WORK REQUIRED> Count how many lines in the material below hold the word "Etsi"; the reply is that number alone.

RECORDS TO USE>
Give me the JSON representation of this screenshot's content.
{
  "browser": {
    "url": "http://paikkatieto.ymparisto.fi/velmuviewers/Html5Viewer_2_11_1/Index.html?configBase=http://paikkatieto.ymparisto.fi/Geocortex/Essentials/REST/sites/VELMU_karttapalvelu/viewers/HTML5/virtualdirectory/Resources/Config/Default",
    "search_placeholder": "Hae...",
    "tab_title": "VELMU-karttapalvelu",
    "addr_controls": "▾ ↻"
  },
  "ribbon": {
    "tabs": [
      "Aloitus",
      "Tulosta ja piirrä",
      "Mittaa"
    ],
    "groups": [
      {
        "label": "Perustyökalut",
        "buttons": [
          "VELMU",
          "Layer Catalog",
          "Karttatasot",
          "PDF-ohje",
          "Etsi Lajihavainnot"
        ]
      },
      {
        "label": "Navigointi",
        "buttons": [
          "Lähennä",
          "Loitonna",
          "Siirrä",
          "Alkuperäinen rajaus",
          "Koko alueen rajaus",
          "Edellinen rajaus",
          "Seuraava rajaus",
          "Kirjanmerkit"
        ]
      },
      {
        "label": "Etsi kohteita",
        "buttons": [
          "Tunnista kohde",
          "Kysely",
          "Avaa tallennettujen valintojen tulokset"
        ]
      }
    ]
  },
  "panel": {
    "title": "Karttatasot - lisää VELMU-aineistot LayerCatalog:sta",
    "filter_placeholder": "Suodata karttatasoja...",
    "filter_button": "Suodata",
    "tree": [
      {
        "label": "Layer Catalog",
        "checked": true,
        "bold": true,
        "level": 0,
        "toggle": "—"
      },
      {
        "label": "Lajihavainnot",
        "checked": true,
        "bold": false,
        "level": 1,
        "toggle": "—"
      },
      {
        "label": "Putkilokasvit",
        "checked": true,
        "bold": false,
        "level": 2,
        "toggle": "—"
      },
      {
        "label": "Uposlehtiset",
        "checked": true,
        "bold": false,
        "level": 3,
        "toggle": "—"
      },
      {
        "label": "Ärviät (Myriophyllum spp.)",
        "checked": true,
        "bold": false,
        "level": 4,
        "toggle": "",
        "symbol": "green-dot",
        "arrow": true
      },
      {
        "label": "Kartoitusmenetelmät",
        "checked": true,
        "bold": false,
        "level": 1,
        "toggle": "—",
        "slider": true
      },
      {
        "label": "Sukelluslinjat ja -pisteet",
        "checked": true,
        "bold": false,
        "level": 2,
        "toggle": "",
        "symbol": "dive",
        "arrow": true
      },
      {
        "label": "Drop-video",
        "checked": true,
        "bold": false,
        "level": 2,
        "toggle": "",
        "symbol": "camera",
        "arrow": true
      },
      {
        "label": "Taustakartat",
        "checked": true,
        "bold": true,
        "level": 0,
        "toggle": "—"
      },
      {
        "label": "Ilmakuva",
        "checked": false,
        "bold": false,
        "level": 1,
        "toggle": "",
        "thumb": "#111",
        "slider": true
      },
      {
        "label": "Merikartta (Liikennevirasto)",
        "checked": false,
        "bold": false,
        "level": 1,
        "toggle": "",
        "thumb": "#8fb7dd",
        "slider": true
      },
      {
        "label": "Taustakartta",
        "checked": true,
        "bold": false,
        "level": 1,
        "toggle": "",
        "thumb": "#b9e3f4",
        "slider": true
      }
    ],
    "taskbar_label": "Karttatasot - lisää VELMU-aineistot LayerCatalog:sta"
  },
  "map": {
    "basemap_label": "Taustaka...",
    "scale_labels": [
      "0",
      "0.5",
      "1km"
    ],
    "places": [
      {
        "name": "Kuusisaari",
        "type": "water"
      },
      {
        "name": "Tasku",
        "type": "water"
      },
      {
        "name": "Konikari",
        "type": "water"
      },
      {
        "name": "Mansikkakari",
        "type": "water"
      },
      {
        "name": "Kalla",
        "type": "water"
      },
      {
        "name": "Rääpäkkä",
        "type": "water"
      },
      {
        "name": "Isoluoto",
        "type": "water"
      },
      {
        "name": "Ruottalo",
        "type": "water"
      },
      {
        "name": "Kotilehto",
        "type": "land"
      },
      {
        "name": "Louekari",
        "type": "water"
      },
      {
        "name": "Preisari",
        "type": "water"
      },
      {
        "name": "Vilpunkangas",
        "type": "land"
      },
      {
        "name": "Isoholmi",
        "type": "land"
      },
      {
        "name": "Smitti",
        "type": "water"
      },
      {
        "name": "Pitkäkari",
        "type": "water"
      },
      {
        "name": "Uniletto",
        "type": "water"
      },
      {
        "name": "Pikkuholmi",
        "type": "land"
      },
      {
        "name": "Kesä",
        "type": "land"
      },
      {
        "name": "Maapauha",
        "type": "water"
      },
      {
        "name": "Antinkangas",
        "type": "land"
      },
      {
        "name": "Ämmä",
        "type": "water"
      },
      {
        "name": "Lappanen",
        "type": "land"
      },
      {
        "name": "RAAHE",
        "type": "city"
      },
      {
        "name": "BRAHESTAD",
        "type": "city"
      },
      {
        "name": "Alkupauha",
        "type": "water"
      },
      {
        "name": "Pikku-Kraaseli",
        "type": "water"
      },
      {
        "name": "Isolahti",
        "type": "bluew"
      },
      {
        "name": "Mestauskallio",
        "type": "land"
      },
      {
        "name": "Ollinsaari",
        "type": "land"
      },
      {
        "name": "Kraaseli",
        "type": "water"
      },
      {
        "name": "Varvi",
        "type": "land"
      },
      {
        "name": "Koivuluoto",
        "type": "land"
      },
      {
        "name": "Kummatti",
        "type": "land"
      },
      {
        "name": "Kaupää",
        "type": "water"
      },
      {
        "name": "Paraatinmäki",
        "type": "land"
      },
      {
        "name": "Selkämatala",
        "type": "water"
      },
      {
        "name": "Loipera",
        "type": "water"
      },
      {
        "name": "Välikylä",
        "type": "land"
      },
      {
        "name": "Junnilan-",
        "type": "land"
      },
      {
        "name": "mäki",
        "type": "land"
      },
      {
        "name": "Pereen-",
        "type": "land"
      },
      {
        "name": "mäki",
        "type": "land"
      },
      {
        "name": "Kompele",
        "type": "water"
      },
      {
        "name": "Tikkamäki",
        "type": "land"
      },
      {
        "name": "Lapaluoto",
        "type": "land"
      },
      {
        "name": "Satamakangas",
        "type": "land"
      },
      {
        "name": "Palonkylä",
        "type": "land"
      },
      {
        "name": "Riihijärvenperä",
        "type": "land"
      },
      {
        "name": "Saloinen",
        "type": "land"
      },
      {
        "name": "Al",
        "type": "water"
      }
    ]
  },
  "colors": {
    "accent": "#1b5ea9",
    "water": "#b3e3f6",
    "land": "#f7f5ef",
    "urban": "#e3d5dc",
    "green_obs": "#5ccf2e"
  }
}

FULL OUTPUT> 2